Extracted data entries
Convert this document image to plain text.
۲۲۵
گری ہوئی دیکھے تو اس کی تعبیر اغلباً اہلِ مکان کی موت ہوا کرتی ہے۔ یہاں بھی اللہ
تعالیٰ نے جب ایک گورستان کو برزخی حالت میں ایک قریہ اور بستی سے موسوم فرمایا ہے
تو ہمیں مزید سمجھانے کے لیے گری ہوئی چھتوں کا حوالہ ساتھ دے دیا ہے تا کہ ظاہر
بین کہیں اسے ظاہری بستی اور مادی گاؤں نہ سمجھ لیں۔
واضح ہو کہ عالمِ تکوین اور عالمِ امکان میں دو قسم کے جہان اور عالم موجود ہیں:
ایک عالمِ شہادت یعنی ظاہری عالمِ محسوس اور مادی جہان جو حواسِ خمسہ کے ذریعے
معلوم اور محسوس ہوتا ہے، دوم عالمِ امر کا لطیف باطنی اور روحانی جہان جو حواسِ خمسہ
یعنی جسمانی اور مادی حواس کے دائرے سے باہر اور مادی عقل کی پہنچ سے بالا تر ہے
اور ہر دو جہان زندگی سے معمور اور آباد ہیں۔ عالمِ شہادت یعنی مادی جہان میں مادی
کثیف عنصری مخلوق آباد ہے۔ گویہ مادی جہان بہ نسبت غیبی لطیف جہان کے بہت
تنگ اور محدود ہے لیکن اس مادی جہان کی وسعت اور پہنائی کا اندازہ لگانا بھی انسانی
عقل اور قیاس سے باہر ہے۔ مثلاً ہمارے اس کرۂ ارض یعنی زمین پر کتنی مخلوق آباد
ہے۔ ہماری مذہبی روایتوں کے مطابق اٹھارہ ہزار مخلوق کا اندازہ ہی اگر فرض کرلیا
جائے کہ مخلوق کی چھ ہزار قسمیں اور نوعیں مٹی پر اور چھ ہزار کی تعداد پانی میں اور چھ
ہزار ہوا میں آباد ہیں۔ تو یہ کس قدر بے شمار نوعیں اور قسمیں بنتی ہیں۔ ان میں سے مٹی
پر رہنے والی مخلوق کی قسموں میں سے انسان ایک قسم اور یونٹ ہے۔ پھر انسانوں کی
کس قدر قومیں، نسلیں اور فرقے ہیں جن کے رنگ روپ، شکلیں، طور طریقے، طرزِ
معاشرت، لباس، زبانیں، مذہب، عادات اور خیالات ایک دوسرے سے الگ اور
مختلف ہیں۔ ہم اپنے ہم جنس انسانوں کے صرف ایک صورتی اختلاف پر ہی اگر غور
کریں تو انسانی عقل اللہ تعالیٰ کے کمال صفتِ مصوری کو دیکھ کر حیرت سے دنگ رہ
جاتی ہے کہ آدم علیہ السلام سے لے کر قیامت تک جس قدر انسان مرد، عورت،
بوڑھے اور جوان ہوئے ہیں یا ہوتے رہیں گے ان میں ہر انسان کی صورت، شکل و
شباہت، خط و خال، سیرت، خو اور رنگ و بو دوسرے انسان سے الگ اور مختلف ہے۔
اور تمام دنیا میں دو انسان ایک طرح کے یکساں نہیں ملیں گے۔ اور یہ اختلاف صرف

WHAT YOU SHOULD DO: Copy in full each line that holds the word "شہادت".

WRITTEN REPLY:
ایک عالمِ شہادت یعنی ظاہری عالمِ محسوس اور مادی جہان جو حواسِ خمسہ کے ذریعے
اور ہر دو جہان زندگی سے معمور اور آباد ہیں۔ عالمِ شہادت یعنی مادی جہان میں مادی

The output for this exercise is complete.